§ **TASK DATA**:
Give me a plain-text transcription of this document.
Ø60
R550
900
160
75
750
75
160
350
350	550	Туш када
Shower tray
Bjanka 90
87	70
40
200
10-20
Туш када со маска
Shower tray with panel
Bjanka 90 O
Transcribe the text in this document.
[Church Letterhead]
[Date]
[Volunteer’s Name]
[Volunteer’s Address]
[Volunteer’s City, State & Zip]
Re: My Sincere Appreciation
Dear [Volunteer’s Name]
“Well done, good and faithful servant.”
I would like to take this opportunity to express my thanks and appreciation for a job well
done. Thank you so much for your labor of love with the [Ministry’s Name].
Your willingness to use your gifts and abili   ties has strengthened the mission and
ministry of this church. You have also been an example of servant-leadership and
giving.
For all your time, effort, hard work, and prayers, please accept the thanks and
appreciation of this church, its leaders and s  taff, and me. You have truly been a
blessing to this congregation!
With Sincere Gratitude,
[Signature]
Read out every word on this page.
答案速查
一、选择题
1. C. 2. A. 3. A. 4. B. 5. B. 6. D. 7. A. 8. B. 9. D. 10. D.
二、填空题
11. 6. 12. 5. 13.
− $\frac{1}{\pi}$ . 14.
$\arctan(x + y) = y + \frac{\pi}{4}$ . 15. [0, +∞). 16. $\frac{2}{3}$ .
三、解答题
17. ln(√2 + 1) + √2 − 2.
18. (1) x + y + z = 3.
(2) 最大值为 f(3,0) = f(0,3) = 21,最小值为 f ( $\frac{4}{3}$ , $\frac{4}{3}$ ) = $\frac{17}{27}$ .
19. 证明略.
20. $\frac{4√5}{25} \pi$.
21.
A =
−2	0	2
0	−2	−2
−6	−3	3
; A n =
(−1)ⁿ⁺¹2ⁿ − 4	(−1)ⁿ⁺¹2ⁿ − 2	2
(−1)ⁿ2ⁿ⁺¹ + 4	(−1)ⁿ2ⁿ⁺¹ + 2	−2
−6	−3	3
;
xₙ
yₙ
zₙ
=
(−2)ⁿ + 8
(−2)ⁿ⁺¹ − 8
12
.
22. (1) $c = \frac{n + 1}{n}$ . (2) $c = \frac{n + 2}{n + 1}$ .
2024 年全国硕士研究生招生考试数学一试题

§ **WRITTEN TASK**: Make an exact copy of the records.

§ **THE RESPONSE**:
Give me a plain-text transcription of this document.
Ø60
R550
900
160
75
750
75
160
350
350	550	Туш када
Shower tray
Bjanka 90
87	70
40
200
10-20
Туш када со маска
Shower tray with panel
Bjanka 90 O
Transcribe the text in this document.
[Church Letterhead]
[Date]
[Volunteer’s Name]
[Volunteer’s Address]
[Volunteer’s City, State & Zip]
Re: My Sincere Appreciation
Dear [Volunteer’s Name]
“Well done, good and faithful servant.”
I would like to take this opportunity to express my thanks and appreciation for a job well
done. Thank you so much for your labor of love with the [Ministry’s Name].
Your willingness to use your gifts and abili   ties has strengthened the mission and
ministry of this church. You have also been an example of servant-leadership and
giving.
For all your time, effort, hard work, and prayers, please accept the thanks and
appreciation of this church, its leaders and s  taff, and me. You have truly been a
blessing to this congregation!
With Sincere Gratitude,
[Signature]
Read out every word on this page.
答案速查
一、选择题
1. C. 2. A. 3. A. 4. B. 5. B. 6. D. 7. A. 8. B. 9. D. 10. D.
二、填空题
11. 6. 12. 5. 13.
− $\frac{1}{\pi}$ . 14.
$\arctan(x + y) = y + \frac{\pi}{4}$ . 15. [0, +∞). 16. $\frac{2}{3}$ .
三、解答题
17. ln(√2 + 1) + √2 − 2.
18. (1) x + y + z = 3.
(2) 最大值为 f(3,0) = f(0,3) = 21,最小值为 f ( $\frac{4}{3}$ , $\frac{4}{3}$ ) = $\frac{17}{27}$ .
19. 证明略.
20. $\frac{4√5}{25} \pi$.
21.
A =
−2	0	2
0	−2	−2
−6	−3	3
; A n =
(−1)ⁿ⁺¹2ⁿ − 4	(−1)ⁿ⁺¹2ⁿ − 2	2
(−1)ⁿ2ⁿ⁺¹ + 4	(−1)ⁿ2ⁿ⁺¹ + 2	−2
−6	−3	3
;
xₙ
yₙ
zₙ
=
(−2)ⁿ + 8
(−2)ⁿ⁺¹ − 8
12
.
22. (1) $c = \frac{n + 1}{n}$ . (2) $c = \frac{n + 2}{n + 1}$ .
2024 年全国硕士研究生招生考试数学一试题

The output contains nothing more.